What this task involves ▸
Copy out every entry below, switching each "data-point" for "plot-marker" and leaving all other text unchanged.

Data in this exercise ▸
◇ ◇ ◇ ◇ ◇

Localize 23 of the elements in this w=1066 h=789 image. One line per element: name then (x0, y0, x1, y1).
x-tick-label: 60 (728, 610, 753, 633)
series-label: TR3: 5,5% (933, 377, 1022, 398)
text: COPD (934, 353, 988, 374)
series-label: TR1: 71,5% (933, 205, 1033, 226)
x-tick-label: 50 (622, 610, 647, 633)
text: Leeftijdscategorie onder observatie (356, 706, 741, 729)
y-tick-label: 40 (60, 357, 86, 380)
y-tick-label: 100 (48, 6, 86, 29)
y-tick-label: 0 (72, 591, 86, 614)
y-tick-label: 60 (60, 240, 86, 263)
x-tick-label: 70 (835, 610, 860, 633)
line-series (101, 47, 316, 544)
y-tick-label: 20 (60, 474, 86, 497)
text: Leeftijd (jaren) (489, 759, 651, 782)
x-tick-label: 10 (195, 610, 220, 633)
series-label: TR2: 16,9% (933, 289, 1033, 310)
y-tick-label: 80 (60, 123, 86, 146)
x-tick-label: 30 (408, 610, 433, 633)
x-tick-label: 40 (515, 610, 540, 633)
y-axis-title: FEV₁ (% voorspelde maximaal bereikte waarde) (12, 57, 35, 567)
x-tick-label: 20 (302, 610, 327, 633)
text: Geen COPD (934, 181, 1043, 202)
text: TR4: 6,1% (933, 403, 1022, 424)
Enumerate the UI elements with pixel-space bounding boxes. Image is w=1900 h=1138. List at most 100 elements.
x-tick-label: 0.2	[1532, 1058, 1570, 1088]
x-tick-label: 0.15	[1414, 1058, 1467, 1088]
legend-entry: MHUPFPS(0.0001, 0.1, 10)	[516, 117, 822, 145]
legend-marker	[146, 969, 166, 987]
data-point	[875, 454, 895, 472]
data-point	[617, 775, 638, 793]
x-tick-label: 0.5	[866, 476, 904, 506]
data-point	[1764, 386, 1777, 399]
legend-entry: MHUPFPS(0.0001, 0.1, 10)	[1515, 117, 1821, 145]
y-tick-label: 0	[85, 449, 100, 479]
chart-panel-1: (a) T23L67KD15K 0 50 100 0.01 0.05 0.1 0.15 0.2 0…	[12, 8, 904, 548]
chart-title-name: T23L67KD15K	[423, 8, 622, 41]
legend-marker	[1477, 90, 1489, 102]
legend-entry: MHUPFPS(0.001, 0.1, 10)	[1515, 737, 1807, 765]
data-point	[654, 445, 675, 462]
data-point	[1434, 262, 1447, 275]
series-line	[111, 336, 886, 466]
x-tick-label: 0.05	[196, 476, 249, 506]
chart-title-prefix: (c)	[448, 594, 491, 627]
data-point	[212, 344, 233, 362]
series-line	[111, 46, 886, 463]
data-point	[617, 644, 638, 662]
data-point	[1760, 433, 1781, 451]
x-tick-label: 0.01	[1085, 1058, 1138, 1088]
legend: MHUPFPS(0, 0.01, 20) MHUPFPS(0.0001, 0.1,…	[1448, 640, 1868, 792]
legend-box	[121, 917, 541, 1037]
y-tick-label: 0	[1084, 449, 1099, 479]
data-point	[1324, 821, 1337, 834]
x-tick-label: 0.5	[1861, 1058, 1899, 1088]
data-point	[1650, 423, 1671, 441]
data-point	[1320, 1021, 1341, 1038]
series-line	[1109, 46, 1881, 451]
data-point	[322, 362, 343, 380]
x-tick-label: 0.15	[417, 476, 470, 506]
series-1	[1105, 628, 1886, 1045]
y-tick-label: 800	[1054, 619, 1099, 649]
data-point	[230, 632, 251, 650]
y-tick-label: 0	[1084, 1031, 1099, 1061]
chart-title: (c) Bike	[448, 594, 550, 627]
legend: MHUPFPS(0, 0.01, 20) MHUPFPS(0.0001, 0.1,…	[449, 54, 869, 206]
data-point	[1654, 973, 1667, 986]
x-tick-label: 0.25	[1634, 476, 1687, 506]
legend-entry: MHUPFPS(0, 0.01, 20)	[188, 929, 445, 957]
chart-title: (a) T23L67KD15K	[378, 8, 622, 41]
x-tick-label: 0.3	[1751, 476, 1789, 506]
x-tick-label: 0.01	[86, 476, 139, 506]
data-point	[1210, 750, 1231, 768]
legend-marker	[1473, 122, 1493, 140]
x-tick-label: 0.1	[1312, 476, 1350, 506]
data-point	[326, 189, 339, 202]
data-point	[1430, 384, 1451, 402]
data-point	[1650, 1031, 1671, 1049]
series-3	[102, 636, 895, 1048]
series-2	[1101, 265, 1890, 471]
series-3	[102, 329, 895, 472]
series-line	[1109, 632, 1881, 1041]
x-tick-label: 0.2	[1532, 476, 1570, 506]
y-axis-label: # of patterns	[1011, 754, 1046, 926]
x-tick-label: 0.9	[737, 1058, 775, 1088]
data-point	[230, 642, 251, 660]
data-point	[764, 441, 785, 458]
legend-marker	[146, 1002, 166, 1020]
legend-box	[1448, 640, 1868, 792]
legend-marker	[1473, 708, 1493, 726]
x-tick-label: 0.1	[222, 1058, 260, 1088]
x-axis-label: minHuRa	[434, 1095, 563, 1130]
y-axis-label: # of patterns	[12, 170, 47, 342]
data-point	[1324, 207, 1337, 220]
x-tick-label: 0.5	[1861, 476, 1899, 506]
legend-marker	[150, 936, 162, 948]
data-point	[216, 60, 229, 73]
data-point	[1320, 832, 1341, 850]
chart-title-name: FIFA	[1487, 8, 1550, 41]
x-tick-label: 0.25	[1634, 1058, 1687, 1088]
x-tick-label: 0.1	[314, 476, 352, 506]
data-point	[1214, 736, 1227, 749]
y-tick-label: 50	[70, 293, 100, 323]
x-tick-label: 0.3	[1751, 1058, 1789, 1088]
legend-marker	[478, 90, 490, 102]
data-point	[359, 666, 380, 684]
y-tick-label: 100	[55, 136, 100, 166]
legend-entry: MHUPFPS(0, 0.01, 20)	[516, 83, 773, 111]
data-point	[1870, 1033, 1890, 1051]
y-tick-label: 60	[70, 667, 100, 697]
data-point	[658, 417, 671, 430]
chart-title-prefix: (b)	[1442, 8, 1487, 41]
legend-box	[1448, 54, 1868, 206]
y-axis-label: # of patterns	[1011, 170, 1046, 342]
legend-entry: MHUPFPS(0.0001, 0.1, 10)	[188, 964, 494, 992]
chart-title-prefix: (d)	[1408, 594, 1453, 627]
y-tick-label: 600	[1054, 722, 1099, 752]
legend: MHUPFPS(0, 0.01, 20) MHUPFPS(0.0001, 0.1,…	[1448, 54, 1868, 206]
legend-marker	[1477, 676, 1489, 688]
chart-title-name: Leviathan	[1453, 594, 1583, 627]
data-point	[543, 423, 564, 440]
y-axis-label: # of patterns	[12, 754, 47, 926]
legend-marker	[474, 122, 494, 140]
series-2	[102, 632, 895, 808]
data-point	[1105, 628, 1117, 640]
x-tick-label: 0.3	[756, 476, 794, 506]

◇ ◇ ◇ ◇ ◇

Complete output ▸
Localize 23 of the elements in this w=1066 h=789 image. One line per element: name then (x0, y0, x1, y1).
x-tick-label: 60 (728, 610, 753, 633)
series-label: TR3: 5,5% (933, 377, 1022, 398)
text: COPD (934, 353, 988, 374)
series-label: TR1: 71,5% (933, 205, 1033, 226)
x-tick-label: 50 (622, 610, 647, 633)
text: Leeftijdscategorie onder observatie (356, 706, 741, 729)
y-tick-label: 40 (60, 357, 86, 380)
y-tick-label: 100 (48, 6, 86, 29)
y-tick-label: 0 (72, 591, 86, 614)
y-tick-label: 60 (60, 240, 86, 263)
x-tick-label: 70 (835, 610, 860, 633)
line-series (101, 47, 316, 544)
y-tick-label: 20 (60, 474, 86, 497)
text: Leeftijd (jaren) (489, 759, 651, 782)
x-tick-label: 10 (195, 610, 220, 633)
series-label: TR2: 16,9% (933, 289, 1033, 310)
y-tick-label: 80 (60, 123, 86, 146)
x-tick-label: 30 (408, 610, 433, 633)
x-tick-label: 40 (515, 610, 540, 633)
y-axis-title: FEV₁ (% voorspelde maximaal bereikte waarde) (12, 57, 35, 567)
x-tick-label: 20 (302, 610, 327, 633)
text: Geen COPD (934, 181, 1043, 202)
text: TR4: 6,1% (933, 403, 1022, 424)
Enumerate the UI elements with pixel-space bounding boxes. Image is w=1900 h=1138. List at most 100 elements.
x-tick-label: 0.2	[1532, 1058, 1570, 1088]
x-tick-label: 0.15	[1414, 1058, 1467, 1088]
legend-entry: MHUPFPS(0.0001, 0.1, 10)	[516, 117, 822, 145]
legend-marker	[146, 969, 166, 987]
plot-marker	[875, 454, 895, 472]
plot-marker	[617, 775, 638, 793]
x-tick-label: 0.5	[866, 476, 904, 506]
plot-marker	[1764, 386, 1777, 399]
legend-entry: MHUPFPS(0.0001, 0.1, 10)	[1515, 117, 1821, 145]
y-tick-label: 0	[85, 449, 100, 479]
chart-panel-1: (a) T23L67KD15K 0 50 100 0.01 0.05 0.1 0.15 0.2 0…	[12, 8, 904, 548]
chart-title-name: T23L67KD15K	[423, 8, 622, 41]
legend-marker	[1477, 90, 1489, 102]
legend-entry: MHUPFPS(0.001, 0.1, 10)	[1515, 737, 1807, 765]
plot-marker	[654, 445, 675, 462]
plot-marker	[1434, 262, 1447, 275]
series-line	[111, 336, 886, 466]
x-tick-label: 0.05	[196, 476, 249, 506]
chart-title-prefix: (c)	[448, 594, 491, 627]
plot-marker	[212, 344, 233, 362]
series-line	[111, 46, 886, 463]
plot-marker	[617, 644, 638, 662]
plot-marker	[1760, 433, 1781, 451]
x-tick-label: 0.01	[1085, 1058, 1138, 1088]
legend: MHUPFPS(0, 0.01, 20) MHUPFPS(0.0001, 0.1,…	[1448, 640, 1868, 792]
legend-box	[121, 917, 541, 1037]
y-tick-label: 0	[1084, 449, 1099, 479]
plot-marker	[1324, 821, 1337, 834]
x-tick-label: 0.5	[1861, 1058, 1899, 1088]
plot-marker	[1650, 423, 1671, 441]
plot-marker	[1320, 1021, 1341, 1038]
series-line	[1109, 46, 1881, 451]
plot-marker	[322, 362, 343, 380]
x-tick-label: 0.15	[417, 476, 470, 506]
series-1	[1105, 628, 1886, 1045]
y-tick-label: 800	[1054, 619, 1099, 649]
plot-marker	[230, 632, 251, 650]
y-tick-label: 0	[1084, 1031, 1099, 1061]
chart-title: (c) Bike	[448, 594, 550, 627]
legend: MHUPFPS(0, 0.01, 20) MHUPFPS(0.0001, 0.1,…	[449, 54, 869, 206]
plot-marker	[1654, 973, 1667, 986]
x-tick-label: 0.25	[1634, 476, 1687, 506]
legend-entry: MHUPFPS(0, 0.01, 20)	[188, 929, 445, 957]
chart-title: (a) T23L67KD15K	[378, 8, 622, 41]
x-tick-label: 0.3	[1751, 476, 1789, 506]
x-tick-label: 0.01	[86, 476, 139, 506]
plot-marker	[1210, 750, 1231, 768]
legend-marker	[1473, 122, 1493, 140]
x-tick-label: 0.1	[1312, 476, 1350, 506]
plot-marker	[326, 189, 339, 202]
plot-marker	[1430, 384, 1451, 402]
plot-marker	[1650, 1031, 1671, 1049]
series-3	[102, 636, 895, 1048]
series-2	[1101, 265, 1890, 471]
series-3	[102, 329, 895, 472]
series-line	[1109, 632, 1881, 1041]
x-tick-label: 0.2	[1532, 476, 1570, 506]
y-axis-label: # of patterns	[1011, 754, 1046, 926]
x-tick-label: 0.9	[737, 1058, 775, 1088]
plot-marker	[230, 642, 251, 660]
plot-marker	[764, 441, 785, 458]
legend-marker	[146, 1002, 166, 1020]
legend-box	[1448, 640, 1868, 792]
legend-marker	[1473, 708, 1493, 726]
x-tick-label: 0.1	[222, 1058, 260, 1088]
x-axis-label: minHuRa	[434, 1095, 563, 1130]
y-axis-label: # of patterns	[12, 170, 47, 342]
plot-marker	[1324, 207, 1337, 220]
x-tick-label: 0.5	[1861, 476, 1899, 506]
legend-marker	[150, 936, 162, 948]
plot-marker	[216, 60, 229, 73]
plot-marker	[1320, 832, 1341, 850]
chart-title-name: FIFA	[1487, 8, 1550, 41]
x-tick-label: 0.25	[1634, 1058, 1687, 1088]
x-tick-label: 0.1	[314, 476, 352, 506]
plot-marker	[1214, 736, 1227, 749]
y-tick-label: 50	[70, 293, 100, 323]
x-tick-label: 0.3	[1751, 1058, 1789, 1088]
legend-marker	[478, 90, 490, 102]
plot-marker	[359, 666, 380, 684]
y-tick-label: 100	[55, 136, 100, 166]
legend-entry: MHUPFPS(0, 0.01, 20)	[516, 83, 773, 111]
plot-marker	[1870, 1033, 1890, 1051]
y-tick-label: 60	[70, 667, 100, 697]
plot-marker	[658, 417, 671, 430]
chart-title-prefix: (b)	[1442, 8, 1487, 41]
legend-box	[1448, 54, 1868, 206]
y-axis-label: # of patterns	[1011, 170, 1046, 342]
legend-entry: MHUPFPS(0.0001, 0.1, 10)	[188, 964, 494, 992]
chart-title-prefix: (d)	[1408, 594, 1453, 627]
y-tick-label: 600	[1054, 722, 1099, 752]
legend: MHUPFPS(0, 0.01, 20) MHUPFPS(0.0001, 0.1,…	[1448, 54, 1868, 206]
legend-marker	[1477, 676, 1489, 688]
chart-title-name: Leviathan	[1453, 594, 1583, 627]
plot-marker	[543, 423, 564, 440]
y-axis-label: # of patterns	[12, 754, 47, 926]
legend-marker	[474, 122, 494, 140]
series-2	[102, 632, 895, 808]
plot-marker	[1105, 628, 1117, 640]
x-tick-label: 0.3	[756, 476, 794, 506]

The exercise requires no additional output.